(Records)
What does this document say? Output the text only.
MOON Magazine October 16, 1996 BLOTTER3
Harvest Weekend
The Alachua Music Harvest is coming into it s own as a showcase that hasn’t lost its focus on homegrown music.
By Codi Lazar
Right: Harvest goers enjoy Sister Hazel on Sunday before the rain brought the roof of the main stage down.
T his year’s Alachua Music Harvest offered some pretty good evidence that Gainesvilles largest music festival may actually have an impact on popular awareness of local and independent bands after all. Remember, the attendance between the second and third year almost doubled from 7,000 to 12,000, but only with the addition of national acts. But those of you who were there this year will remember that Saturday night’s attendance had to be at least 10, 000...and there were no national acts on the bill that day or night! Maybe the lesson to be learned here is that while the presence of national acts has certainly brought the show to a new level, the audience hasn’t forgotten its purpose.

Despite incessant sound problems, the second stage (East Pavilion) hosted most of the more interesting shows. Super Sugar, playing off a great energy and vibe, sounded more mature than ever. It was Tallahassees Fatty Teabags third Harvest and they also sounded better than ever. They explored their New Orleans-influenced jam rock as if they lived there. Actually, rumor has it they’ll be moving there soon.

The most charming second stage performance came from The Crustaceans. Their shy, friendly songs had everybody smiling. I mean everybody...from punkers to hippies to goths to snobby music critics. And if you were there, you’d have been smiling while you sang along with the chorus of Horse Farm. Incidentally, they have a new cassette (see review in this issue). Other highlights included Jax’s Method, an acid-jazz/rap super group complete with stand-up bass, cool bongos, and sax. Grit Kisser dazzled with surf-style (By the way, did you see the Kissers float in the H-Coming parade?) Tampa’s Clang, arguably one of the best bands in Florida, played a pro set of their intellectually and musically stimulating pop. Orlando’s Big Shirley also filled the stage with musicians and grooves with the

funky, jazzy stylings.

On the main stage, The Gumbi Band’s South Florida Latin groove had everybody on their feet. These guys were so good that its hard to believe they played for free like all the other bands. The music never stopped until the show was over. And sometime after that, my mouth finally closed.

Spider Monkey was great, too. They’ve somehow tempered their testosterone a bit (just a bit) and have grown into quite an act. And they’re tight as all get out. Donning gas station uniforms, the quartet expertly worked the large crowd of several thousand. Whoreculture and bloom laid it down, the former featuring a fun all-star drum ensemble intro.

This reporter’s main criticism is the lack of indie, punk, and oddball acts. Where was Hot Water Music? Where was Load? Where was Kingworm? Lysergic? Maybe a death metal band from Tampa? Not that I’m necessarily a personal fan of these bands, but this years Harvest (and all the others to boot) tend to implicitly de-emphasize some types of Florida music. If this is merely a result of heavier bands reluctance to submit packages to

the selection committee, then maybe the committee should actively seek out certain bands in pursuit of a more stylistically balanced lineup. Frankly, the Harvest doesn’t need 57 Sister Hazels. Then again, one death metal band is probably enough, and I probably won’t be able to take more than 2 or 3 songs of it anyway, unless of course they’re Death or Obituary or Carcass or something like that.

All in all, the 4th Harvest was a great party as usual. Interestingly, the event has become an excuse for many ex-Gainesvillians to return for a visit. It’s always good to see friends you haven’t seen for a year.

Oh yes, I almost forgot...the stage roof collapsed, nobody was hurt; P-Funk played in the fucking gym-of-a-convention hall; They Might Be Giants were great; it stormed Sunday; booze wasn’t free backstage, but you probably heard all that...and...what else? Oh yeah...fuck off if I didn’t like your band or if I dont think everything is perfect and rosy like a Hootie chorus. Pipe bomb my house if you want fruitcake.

REQUIRED TASK: Retype the whole listing above exactly.

FINAL RESULT:
What does this document say? Output the text only.
MOON Magazine October 16, 1996 BLOTTER3
Harvest Weekend
The Alachua Music Harvest is coming into it s own as a showcase that hasn’t lost its focus on homegrown music.
By Codi Lazar
Right: Harvest goers enjoy Sister Hazel on Sunday before the rain brought the roof of the main stage down.
T his year’s Alachua Music Harvest offered some pretty good evidence that Gainesvilles largest music festival may actually have an impact on popular awareness of local and independent bands after all. Remember, the attendance between the second and third year almost doubled from 7,000 to 12,000, but only with the addition of national acts. But those of you who were there this year will remember that Saturday night’s attendance had to be at least 10, 000...and there were no national acts on the bill that day or night! Maybe the lesson to be learned here is that while the presence of national acts has certainly brought the show to a new level, the audience hasn’t forgotten its purpose.

Despite incessant sound problems, the second stage (East Pavilion) hosted most of the more interesting shows. Super Sugar, playing off a great energy and vibe, sounded more mature than ever. It was Tallahassees Fatty Teabags third Harvest and they also sounded better than ever. They explored their New Orleans-influenced jam rock as if they lived there. Actually, rumor has it they’ll be moving there soon.

The most charming second stage performance came from The Crustaceans. Their shy, friendly songs had everybody smiling. I mean everybody...from punkers to hippies to goths to snobby music critics. And if you were there, you’d have been smiling while you sang along with the chorus of Horse Farm. Incidentally, they have a new cassette (see review in this issue). Other highlights included Jax’s Method, an acid-jazz/rap super group complete with stand-up bass, cool bongos, and sax. Grit Kisser dazzled with surf-style (By the way, did you see the Kissers float in the H-Coming parade?) Tampa’s Clang, arguably one of the best bands in Florida, played a pro set of their intellectually and musically stimulating pop. Orlando’s Big Shirley also filled the stage with musicians and grooves with the

funky, jazzy stylings.

On the main stage, The Gumbi Band’s South Florida Latin groove had everybody on their feet. These guys were so good that its hard to believe they played for free like all the other bands. The music never stopped until the show was over. And sometime after that, my mouth finally closed.

Spider Monkey was great, too. They’ve somehow tempered their testosterone a bit (just a bit) and have grown into quite an act. And they’re tight as all get out. Donning gas station uniforms, the quartet expertly worked the large crowd of several thousand. Whoreculture and bloom laid it down, the former featuring a fun all-star drum ensemble intro.

This reporter’s main criticism is the lack of indie, punk, and oddball acts. Where was Hot Water Music? Where was Load? Where was Kingworm? Lysergic? Maybe a death metal band from Tampa? Not that I’m necessarily a personal fan of these bands, but this years Harvest (and all the others to boot) tend to implicitly de-emphasize some types of Florida music. If this is merely a result of heavier bands reluctance to submit packages to

the selection committee, then maybe the committee should actively seek out certain bands in pursuit of a more stylistically balanced lineup. Frankly, the Harvest doesn’t need 57 Sister Hazels. Then again, one death metal band is probably enough, and I probably won’t be able to take more than 2 or 3 songs of it anyway, unless of course they’re Death or Obituary or Carcass or something like that.

All in all, the 4th Harvest was a great party as usual. Interestingly, the event has become an excuse for many ex-Gainesvillians to return for a visit. It’s always good to see friends you haven’t seen for a year.

Oh yes, I almost forgot...the stage roof collapsed, nobody was hurt; P-Funk played in the fucking gym-of-a-convention hall; They Might Be Giants were great; it stormed Sunday; booze wasn’t free backstage, but you probably heard all that...and...what else? Oh yeah...fuck off if I didn’t like your band or if I dont think everything is perfect and rosy like a Hootie chorus. Pipe bomb my house if you want fruitcake.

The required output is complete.